**WHAT NEEDS TO BE DONE**
Exact repetition is required: output every record in full.

──────── RECORD EXCERPTS

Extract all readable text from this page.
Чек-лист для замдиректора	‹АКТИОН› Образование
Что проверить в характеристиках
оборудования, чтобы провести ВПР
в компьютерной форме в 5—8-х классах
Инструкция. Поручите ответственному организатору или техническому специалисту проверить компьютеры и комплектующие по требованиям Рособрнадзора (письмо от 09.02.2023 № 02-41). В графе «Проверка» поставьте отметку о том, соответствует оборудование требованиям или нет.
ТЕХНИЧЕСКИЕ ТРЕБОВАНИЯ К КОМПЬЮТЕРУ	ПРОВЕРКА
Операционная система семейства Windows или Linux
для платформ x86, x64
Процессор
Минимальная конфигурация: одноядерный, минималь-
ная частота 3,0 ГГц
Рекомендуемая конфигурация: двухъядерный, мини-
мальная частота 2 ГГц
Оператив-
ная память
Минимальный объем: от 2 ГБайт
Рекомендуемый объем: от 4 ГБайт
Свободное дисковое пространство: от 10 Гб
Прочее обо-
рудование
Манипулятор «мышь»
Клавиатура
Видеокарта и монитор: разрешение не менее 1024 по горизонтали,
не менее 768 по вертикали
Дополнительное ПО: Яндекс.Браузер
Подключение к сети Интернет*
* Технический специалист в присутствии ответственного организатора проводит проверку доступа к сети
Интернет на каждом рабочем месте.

────────────────

**SOLUTION BELOW**
Extract all readable text from this page.
Чек-лист для замдиректора	‹АКТИОН› Образование
Что проверить в характеристиках
оборудования, чтобы провести ВПР
в компьютерной форме в 5—8-х классах
Инструкция. Поручите ответственному организатору или техническому специалисту проверить компьютеры и комплектующие по требованиям Рособрнадзора (письмо от 09.02.2023 № 02-41). В графе «Проверка» поставьте отметку о том, соответствует оборудование требованиям или нет.
ТЕХНИЧЕСКИЕ ТРЕБОВАНИЯ К КОМПЬЮТЕРУ	ПРОВЕРКА
Операционная система семейства Windows или Linux
для платформ x86, x64
Процессор
Минимальная конфигурация: одноядерный, минималь-
ная частота 3,0 ГГц
Рекомендуемая конфигурация: двухъядерный, мини-
мальная частота 2 ГГц
Оператив-
ная память
Минимальный объем: от 2 ГБайт
Рекомендуемый объем: от 4 ГБайт
Свободное дисковое пространство: от 10 Гб
Прочее обо-
рудование
Манипулятор «мышь»
Клавиатура
Видеокарта и монитор: разрешение не менее 1024 по горизонтали,
не менее 768 по вертикали
Дополнительное ПО: Яндекс.Браузер
Подключение к сети Интернет*
* Технический специалист в присутствии ответственного организатора проводит проверку доступа к сети
Интернет на каждом рабочем месте.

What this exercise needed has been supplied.